— Start —
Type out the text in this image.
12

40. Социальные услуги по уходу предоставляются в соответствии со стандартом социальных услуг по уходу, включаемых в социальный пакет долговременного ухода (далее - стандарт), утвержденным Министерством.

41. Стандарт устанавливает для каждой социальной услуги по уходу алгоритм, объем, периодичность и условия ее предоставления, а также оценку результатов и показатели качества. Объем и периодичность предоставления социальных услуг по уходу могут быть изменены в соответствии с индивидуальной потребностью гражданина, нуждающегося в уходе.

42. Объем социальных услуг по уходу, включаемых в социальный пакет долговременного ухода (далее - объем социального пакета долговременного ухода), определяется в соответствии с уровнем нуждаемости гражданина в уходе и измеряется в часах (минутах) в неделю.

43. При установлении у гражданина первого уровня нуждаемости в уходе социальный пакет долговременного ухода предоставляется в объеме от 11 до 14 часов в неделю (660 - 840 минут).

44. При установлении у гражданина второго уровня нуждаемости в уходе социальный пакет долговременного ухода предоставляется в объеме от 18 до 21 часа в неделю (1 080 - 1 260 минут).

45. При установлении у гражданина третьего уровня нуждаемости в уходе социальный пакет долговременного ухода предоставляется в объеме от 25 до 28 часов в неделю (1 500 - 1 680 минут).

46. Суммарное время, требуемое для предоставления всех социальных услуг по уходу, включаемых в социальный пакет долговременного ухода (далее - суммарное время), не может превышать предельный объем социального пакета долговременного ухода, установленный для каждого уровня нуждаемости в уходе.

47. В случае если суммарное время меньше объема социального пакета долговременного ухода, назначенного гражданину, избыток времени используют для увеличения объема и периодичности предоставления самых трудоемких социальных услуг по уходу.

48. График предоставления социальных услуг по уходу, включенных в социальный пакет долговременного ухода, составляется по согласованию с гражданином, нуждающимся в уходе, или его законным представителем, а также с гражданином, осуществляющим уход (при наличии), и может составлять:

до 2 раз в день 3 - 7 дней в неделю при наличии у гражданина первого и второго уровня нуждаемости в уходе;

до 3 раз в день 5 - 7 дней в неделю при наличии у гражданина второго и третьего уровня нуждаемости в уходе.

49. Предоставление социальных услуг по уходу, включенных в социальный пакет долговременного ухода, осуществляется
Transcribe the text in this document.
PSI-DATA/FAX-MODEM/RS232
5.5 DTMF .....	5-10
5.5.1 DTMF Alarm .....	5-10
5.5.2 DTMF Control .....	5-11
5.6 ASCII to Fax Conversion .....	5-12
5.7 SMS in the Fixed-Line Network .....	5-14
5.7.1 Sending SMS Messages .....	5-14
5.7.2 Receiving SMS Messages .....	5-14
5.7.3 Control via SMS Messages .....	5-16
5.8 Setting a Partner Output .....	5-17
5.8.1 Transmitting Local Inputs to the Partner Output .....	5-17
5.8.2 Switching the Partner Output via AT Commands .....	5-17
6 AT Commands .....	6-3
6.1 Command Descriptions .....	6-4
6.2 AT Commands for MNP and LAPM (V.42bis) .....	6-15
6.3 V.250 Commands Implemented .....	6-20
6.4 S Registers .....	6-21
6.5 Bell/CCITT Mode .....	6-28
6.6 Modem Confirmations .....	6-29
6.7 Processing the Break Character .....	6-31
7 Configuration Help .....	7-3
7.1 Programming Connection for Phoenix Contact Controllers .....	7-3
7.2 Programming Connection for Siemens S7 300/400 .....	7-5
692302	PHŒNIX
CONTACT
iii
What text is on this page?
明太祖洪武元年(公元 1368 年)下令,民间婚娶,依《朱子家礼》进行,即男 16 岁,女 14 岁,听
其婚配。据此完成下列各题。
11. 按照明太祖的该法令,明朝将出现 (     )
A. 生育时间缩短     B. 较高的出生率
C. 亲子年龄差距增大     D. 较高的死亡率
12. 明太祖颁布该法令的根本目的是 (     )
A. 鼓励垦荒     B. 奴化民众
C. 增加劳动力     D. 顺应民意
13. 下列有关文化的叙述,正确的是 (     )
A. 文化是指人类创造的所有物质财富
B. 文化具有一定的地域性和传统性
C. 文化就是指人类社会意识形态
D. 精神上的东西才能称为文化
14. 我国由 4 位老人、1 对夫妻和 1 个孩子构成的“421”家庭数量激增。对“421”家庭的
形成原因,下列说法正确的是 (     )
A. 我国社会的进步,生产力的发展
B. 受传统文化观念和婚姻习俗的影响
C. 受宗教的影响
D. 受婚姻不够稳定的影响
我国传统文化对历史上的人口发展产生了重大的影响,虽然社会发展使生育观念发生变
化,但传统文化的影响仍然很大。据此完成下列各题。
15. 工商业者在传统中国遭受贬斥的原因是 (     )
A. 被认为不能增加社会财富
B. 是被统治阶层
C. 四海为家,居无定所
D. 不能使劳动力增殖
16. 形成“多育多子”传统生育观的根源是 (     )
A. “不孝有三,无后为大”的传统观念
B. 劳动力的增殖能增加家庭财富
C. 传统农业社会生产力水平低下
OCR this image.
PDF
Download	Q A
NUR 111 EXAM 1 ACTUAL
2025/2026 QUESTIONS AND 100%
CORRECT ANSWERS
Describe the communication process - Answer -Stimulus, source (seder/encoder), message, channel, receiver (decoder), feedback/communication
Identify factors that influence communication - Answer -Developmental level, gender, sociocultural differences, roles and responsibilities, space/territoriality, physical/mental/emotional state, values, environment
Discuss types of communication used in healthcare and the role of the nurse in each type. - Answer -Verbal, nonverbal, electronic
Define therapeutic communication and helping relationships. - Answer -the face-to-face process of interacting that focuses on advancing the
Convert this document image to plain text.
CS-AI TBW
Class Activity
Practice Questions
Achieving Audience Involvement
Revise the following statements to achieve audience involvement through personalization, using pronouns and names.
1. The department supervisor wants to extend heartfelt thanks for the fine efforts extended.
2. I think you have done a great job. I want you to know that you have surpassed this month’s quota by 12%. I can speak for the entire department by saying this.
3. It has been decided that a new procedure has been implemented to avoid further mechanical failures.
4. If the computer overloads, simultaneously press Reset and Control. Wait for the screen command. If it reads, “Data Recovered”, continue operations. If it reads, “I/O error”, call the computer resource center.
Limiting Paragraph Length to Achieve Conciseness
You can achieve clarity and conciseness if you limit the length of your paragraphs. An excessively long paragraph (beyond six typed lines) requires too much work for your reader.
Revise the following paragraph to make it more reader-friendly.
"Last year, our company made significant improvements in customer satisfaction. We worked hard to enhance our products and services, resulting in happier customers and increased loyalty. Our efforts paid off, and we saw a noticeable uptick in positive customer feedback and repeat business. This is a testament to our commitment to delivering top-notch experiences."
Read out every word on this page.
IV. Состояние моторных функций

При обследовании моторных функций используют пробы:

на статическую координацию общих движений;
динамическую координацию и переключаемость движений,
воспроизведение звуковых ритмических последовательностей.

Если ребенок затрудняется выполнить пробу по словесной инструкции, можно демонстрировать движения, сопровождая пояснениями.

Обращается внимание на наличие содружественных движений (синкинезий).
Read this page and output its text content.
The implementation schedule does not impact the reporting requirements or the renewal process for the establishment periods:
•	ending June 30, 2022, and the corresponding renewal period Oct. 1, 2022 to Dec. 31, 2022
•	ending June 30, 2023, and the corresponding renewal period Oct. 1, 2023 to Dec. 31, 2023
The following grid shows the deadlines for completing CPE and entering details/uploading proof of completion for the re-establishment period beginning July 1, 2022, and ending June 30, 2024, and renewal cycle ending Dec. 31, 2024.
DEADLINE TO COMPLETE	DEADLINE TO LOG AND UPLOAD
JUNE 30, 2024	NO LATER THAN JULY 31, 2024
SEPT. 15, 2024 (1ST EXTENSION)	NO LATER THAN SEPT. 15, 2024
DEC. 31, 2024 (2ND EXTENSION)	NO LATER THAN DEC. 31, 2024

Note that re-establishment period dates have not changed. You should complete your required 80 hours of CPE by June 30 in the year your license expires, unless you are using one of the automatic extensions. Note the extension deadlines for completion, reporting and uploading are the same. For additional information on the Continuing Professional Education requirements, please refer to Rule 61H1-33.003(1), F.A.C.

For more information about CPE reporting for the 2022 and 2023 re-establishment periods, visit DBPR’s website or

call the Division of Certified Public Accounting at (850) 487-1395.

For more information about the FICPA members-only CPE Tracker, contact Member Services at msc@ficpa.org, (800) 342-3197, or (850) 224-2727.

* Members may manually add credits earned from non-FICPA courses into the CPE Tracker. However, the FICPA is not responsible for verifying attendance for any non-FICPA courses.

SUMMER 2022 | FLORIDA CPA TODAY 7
— End —
WHAT THE EXERCISE ASKS —
Among the lines above, how many contain the string "call"? State the number alone.

THE ANSWER —
2